_Records from a collection_.

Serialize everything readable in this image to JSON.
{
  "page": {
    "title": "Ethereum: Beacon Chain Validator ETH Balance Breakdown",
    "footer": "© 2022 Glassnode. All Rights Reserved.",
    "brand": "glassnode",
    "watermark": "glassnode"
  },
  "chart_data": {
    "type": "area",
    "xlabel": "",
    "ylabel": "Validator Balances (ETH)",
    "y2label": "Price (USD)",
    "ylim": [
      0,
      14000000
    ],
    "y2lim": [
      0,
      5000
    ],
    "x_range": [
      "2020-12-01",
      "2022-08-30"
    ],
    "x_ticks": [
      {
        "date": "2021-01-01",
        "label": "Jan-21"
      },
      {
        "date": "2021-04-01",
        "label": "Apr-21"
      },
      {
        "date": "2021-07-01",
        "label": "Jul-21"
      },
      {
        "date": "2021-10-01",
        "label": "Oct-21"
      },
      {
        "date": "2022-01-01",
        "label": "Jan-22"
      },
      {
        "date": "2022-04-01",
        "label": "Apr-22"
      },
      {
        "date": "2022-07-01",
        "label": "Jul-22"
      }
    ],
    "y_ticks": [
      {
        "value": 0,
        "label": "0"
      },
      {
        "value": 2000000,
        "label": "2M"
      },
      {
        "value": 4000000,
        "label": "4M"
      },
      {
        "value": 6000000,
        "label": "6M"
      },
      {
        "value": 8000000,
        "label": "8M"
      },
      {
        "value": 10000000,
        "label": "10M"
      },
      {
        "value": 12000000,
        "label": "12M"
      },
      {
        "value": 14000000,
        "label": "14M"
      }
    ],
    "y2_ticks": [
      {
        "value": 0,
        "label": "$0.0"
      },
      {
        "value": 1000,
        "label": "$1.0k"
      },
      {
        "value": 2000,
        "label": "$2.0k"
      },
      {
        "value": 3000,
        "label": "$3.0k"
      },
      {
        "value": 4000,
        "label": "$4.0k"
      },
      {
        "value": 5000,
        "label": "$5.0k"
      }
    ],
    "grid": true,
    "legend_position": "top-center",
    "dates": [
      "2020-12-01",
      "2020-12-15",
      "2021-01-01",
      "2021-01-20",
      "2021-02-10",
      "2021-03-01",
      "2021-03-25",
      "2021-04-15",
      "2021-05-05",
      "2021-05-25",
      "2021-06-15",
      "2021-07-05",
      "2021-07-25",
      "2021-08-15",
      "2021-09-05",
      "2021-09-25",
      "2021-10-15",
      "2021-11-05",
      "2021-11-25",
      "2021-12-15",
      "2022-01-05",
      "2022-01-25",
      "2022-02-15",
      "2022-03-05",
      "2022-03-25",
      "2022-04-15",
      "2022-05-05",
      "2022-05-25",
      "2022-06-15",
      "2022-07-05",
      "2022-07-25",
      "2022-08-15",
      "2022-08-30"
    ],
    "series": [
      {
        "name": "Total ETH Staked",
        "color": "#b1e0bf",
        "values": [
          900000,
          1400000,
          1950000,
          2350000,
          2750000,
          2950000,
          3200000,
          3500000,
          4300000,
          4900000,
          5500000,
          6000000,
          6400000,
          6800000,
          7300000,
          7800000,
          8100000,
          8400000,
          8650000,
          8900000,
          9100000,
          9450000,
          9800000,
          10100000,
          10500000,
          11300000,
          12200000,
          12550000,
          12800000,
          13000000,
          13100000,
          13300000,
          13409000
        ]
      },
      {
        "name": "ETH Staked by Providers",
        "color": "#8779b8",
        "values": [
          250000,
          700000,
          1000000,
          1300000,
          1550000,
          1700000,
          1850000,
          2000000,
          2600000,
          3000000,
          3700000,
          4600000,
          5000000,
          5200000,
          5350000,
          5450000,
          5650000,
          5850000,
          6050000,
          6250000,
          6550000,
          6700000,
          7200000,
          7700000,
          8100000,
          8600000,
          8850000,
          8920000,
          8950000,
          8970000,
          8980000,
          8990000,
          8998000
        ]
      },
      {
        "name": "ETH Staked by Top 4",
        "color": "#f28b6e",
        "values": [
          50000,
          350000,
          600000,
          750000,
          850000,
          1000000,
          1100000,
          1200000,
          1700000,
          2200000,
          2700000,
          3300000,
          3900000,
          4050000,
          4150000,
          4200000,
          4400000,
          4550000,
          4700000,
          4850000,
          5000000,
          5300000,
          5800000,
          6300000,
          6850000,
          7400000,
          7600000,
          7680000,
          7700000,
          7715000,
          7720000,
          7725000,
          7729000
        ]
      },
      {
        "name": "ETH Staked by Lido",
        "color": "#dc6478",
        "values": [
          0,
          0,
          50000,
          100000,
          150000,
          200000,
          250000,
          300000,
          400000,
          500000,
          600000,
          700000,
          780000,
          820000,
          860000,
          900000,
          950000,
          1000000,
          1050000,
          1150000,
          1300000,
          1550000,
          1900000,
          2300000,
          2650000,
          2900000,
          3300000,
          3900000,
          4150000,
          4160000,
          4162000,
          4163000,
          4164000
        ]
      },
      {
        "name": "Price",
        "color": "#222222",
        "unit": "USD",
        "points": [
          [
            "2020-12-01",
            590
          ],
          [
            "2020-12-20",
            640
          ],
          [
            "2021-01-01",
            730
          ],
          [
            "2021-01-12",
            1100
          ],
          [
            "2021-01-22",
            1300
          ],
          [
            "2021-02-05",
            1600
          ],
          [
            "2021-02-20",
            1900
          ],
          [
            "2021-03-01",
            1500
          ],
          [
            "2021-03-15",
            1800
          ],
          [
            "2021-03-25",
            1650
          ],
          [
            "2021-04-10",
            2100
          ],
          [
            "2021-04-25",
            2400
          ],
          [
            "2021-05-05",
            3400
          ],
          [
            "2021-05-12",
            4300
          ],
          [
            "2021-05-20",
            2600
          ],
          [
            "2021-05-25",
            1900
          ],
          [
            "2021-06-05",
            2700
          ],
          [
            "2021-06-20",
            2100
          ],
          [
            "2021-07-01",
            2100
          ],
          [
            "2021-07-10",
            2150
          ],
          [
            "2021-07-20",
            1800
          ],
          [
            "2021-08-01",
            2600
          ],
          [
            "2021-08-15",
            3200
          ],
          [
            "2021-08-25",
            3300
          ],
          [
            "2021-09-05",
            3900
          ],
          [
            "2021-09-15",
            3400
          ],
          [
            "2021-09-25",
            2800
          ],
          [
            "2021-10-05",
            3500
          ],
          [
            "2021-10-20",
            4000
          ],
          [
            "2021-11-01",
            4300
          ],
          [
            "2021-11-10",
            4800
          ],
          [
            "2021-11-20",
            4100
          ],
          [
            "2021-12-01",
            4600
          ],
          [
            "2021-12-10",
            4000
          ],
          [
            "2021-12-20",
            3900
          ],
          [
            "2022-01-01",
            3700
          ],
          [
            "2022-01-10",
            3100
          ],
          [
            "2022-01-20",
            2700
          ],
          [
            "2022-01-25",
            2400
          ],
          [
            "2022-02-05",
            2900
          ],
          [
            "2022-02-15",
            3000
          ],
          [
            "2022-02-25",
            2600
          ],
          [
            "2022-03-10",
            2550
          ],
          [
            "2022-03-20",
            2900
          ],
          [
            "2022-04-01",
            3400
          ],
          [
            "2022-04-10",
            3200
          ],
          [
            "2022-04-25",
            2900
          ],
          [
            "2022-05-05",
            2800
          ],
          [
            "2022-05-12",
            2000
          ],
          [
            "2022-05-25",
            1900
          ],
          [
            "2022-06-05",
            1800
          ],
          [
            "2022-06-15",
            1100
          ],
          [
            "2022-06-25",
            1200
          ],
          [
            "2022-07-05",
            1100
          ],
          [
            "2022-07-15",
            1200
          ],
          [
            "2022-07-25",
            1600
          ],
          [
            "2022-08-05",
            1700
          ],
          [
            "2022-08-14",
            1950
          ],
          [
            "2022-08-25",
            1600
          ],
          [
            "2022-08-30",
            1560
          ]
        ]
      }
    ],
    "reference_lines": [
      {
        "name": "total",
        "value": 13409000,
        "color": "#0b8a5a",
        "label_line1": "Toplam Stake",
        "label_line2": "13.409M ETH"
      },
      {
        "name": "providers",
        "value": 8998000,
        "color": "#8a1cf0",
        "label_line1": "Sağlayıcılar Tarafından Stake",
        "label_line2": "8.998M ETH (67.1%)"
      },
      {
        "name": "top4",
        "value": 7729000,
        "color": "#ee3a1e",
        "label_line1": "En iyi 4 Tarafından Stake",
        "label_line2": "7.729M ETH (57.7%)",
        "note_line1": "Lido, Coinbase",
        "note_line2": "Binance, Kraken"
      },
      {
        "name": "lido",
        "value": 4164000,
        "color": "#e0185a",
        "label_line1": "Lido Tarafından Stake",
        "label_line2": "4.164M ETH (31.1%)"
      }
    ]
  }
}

_What to produce_. Read the data above and pull out each line that holds the string "Validator".

_Solution to this exercise_.
    "title": "Ethereum: Beacon Chain Validator ETH Balance Breakdown",
    "ylabel": "Validator Balances (ETH)",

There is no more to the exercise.